Materials provided:
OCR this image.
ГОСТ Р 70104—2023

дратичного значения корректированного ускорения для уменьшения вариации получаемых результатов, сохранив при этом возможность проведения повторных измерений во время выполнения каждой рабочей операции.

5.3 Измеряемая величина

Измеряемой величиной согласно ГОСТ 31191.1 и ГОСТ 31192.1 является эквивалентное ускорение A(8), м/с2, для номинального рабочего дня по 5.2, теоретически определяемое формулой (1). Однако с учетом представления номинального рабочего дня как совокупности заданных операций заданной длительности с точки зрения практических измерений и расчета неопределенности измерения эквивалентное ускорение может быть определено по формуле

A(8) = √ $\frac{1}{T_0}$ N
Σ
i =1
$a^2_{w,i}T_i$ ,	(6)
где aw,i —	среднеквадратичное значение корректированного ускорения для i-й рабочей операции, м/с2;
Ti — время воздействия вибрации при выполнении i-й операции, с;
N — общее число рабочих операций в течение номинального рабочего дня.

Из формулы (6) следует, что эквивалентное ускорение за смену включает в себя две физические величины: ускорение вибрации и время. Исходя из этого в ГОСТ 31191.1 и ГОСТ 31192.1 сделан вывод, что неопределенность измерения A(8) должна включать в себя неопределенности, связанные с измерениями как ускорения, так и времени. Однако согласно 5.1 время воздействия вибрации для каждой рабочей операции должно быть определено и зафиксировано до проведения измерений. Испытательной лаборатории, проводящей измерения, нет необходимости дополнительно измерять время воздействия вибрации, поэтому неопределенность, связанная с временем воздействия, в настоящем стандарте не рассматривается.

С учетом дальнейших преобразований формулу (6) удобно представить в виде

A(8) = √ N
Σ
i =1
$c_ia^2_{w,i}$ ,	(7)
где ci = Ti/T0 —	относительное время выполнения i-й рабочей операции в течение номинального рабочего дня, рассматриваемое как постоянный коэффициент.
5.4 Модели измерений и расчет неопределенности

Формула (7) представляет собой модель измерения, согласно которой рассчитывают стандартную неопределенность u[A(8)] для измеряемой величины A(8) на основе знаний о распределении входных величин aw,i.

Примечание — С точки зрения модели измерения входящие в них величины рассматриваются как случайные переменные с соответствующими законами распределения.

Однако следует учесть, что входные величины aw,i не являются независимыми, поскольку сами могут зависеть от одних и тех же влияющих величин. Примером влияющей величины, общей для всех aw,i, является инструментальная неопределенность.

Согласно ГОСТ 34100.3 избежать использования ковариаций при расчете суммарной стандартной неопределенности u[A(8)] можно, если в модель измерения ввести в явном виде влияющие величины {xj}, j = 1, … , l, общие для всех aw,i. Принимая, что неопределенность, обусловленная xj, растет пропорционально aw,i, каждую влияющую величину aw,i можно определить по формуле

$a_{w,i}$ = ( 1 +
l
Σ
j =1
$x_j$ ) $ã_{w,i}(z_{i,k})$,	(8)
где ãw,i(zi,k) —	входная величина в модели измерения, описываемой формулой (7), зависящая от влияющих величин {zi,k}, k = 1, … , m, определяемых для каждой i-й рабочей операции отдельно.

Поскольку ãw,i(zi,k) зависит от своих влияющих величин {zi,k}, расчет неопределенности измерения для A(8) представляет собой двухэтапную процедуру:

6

What needs to be done:
Print all of the data exactly as it was given.

Worked answer:
OCR this image.
ГОСТ Р 70104—2023

дратичного значения корректированного ускорения для уменьшения вариации получаемых результатов, сохранив при этом возможность проведения повторных измерений во время выполнения каждой рабочей операции.

5.3 Измеряемая величина

Измеряемой величиной согласно ГОСТ 31191.1 и ГОСТ 31192.1 является эквивалентное ускорение A(8), м/с2, для номинального рабочего дня по 5.2, теоретически определяемое формулой (1). Однако с учетом представления номинального рабочего дня как совокупности заданных операций заданной длительности с точки зрения практических измерений и расчета неопределенности измерения эквивалентное ускорение может быть определено по формуле

A(8) = √ $\frac{1}{T_0}$ N
Σ
i =1
$a^2_{w,i}T_i$ ,	(6)
где aw,i —	среднеквадратичное значение корректированного ускорения для i-й рабочей операции, м/с2;
Ti — время воздействия вибрации при выполнении i-й операции, с;
N — общее число рабочих операций в течение номинального рабочего дня.

Из формулы (6) следует, что эквивалентное ускорение за смену включает в себя две физические величины: ускорение вибрации и время. Исходя из этого в ГОСТ 31191.1 и ГОСТ 31192.1 сделан вывод, что неопределенность измерения A(8) должна включать в себя неопределенности, связанные с измерениями как ускорения, так и времени. Однако согласно 5.1 время воздействия вибрации для каждой рабочей операции должно быть определено и зафиксировано до проведения измерений. Испытательной лаборатории, проводящей измерения, нет необходимости дополнительно измерять время воздействия вибрации, поэтому неопределенность, связанная с временем воздействия, в настоящем стандарте не рассматривается.

С учетом дальнейших преобразований формулу (6) удобно представить в виде

A(8) = √ N
Σ
i =1
$c_ia^2_{w,i}$ ,	(7)
где ci = Ti/T0 —	относительное время выполнения i-й рабочей операции в течение номинального рабочего дня, рассматриваемое как постоянный коэффициент.
5.4 Модели измерений и расчет неопределенности

Формула (7) представляет собой модель измерения, согласно которой рассчитывают стандартную неопределенность u[A(8)] для измеряемой величины A(8) на основе знаний о распределении входных величин aw,i.

Примечание — С точки зрения модели измерения входящие в них величины рассматриваются как случайные переменные с соответствующими законами распределения.

Однако следует учесть, что входные величины aw,i не являются независимыми, поскольку сами могут зависеть от одних и тех же влияющих величин. Примером влияющей величины, общей для всех aw,i, является инструментальная неопределенность.

Согласно ГОСТ 34100.3 избежать использования ковариаций при расчете суммарной стандартной неопределенности u[A(8)] можно, если в модель измерения ввести в явном виде влияющие величины {xj}, j = 1, … , l, общие для всех aw,i. Принимая, что неопределенность, обусловленная xj, растет пропорционально aw,i, каждую влияющую величину aw,i можно определить по формуле

$a_{w,i}$ = ( 1 +
l
Σ
j =1
$x_j$ ) $ã_{w,i}(z_{i,k})$,	(8)
где ãw,i(zi,k) —	входная величина в модели измерения, описываемой формулой (7), зависящая от влияющих величин {zi,k}, k = 1, … , m, определяемых для каждой i-й рабочей операции отдельно.

Поскольку ãw,i(zi,k) зависит от своих влияющих величин {zi,k}, расчет неопределенности измерения для A(8) представляет собой двухэтапную процедуру:

6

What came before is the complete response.